* [Task goal] Narrow the data below down to the lines containing "zbiornik".

-------- Exercise data

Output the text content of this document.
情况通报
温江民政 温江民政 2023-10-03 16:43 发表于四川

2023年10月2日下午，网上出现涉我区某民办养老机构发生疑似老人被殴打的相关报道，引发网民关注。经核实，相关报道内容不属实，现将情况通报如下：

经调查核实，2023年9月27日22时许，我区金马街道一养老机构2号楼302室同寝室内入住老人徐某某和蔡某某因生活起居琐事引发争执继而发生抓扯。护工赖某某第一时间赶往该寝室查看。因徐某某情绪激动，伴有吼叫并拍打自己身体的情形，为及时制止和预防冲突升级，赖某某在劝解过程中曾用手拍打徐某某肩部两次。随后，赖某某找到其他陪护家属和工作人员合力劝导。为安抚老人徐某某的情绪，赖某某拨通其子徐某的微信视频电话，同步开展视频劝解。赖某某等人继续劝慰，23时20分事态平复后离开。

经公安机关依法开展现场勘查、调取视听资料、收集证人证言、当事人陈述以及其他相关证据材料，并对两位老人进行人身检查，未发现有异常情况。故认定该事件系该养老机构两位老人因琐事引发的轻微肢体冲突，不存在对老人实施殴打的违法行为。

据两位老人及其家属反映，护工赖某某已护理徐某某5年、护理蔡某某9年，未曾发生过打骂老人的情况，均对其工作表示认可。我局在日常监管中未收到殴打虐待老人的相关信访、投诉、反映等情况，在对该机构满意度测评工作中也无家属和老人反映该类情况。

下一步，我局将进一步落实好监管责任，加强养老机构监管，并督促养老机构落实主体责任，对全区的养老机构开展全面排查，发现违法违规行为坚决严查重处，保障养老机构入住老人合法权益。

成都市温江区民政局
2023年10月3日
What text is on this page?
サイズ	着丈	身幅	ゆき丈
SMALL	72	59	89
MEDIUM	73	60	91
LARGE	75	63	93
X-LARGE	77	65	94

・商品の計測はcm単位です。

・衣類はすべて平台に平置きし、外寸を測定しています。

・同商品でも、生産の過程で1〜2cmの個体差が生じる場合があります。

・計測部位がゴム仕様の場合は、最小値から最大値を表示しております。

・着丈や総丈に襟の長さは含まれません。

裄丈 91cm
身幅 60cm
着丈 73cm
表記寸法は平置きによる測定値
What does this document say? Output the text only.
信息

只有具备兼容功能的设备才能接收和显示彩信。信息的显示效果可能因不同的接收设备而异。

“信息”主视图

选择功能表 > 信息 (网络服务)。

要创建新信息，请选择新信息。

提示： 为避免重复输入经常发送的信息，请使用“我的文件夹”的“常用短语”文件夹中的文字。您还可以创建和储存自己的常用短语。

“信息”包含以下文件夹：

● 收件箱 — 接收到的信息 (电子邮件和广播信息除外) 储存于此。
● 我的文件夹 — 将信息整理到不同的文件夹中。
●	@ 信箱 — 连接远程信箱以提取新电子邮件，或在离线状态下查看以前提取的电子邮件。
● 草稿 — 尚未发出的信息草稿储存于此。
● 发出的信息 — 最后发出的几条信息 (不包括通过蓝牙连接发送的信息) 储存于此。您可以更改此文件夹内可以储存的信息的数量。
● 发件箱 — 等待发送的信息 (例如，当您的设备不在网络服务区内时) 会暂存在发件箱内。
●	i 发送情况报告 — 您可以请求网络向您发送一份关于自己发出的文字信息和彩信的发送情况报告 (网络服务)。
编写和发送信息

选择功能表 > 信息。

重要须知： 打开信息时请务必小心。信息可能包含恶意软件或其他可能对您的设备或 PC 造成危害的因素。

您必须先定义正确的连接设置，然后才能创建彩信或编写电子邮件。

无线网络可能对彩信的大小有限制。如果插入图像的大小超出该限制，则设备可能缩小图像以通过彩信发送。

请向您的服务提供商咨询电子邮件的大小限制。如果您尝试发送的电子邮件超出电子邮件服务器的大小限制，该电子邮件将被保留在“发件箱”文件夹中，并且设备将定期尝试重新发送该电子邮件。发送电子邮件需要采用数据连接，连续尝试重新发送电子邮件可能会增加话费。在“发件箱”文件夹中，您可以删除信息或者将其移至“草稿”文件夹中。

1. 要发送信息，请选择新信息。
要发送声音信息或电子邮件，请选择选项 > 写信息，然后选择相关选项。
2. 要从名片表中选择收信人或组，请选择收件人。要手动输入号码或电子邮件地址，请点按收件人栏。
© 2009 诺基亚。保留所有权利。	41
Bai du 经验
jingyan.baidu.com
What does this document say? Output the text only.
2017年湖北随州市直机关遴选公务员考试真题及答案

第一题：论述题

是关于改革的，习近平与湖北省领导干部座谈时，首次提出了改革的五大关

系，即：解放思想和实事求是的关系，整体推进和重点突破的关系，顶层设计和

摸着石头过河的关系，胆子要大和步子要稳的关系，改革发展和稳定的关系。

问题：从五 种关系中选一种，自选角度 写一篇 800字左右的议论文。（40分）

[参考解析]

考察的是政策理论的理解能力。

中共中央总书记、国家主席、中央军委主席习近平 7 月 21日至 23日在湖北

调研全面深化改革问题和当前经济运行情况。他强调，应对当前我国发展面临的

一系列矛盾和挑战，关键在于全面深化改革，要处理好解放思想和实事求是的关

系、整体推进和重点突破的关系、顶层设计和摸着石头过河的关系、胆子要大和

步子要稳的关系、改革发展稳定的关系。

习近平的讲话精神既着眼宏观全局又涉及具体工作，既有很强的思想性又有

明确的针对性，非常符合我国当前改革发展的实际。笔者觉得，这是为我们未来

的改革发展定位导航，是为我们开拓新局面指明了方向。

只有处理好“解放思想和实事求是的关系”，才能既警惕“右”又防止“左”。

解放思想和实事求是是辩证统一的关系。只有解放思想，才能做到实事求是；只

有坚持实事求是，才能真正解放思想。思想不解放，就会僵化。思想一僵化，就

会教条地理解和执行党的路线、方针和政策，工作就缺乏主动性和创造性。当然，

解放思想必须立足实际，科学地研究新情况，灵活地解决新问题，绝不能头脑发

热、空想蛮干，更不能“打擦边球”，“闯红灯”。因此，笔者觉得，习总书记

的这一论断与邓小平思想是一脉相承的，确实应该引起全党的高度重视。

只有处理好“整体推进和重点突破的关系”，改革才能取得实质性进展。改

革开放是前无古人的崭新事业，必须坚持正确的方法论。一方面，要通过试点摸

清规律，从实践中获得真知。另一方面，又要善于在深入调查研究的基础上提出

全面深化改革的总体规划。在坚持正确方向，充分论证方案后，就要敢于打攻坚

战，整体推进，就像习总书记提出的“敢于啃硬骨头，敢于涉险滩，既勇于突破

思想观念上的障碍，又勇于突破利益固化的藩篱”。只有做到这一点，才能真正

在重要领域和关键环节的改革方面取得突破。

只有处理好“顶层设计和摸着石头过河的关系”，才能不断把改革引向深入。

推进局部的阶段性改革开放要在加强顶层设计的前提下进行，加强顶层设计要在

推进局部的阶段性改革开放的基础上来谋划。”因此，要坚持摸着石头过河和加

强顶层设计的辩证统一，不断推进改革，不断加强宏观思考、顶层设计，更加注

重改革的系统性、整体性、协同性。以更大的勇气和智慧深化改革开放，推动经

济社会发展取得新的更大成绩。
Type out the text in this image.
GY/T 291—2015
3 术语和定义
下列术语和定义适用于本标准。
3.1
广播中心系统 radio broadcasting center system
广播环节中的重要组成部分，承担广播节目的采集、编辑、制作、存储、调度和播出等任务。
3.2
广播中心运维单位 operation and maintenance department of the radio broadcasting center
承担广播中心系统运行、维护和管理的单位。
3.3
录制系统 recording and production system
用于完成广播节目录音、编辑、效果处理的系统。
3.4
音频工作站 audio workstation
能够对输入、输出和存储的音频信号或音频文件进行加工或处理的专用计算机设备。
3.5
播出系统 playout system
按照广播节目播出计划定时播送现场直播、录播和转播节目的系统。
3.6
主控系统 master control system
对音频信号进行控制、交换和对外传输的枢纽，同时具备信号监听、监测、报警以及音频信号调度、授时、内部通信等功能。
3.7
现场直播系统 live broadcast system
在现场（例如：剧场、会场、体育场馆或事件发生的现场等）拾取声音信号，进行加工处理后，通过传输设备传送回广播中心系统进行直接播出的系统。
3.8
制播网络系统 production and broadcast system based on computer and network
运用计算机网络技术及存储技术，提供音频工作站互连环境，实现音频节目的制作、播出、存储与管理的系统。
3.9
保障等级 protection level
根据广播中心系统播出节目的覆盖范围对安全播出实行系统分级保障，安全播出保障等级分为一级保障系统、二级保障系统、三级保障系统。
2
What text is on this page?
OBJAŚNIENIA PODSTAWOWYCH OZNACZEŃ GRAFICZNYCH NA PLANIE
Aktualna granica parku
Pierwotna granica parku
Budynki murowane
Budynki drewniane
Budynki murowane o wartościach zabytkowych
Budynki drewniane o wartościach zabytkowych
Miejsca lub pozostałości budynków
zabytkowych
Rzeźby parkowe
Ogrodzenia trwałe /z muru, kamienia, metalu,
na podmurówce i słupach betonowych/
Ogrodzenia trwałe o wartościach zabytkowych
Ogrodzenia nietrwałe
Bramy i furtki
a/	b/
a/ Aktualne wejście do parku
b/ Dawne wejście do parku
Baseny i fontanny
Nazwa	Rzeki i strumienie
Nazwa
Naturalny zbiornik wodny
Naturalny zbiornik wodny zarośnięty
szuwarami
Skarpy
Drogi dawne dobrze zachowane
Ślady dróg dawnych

----------------

* [Final result]
Naturalny zbiornik wodny
Naturalny zbiornik wodny zarośnięty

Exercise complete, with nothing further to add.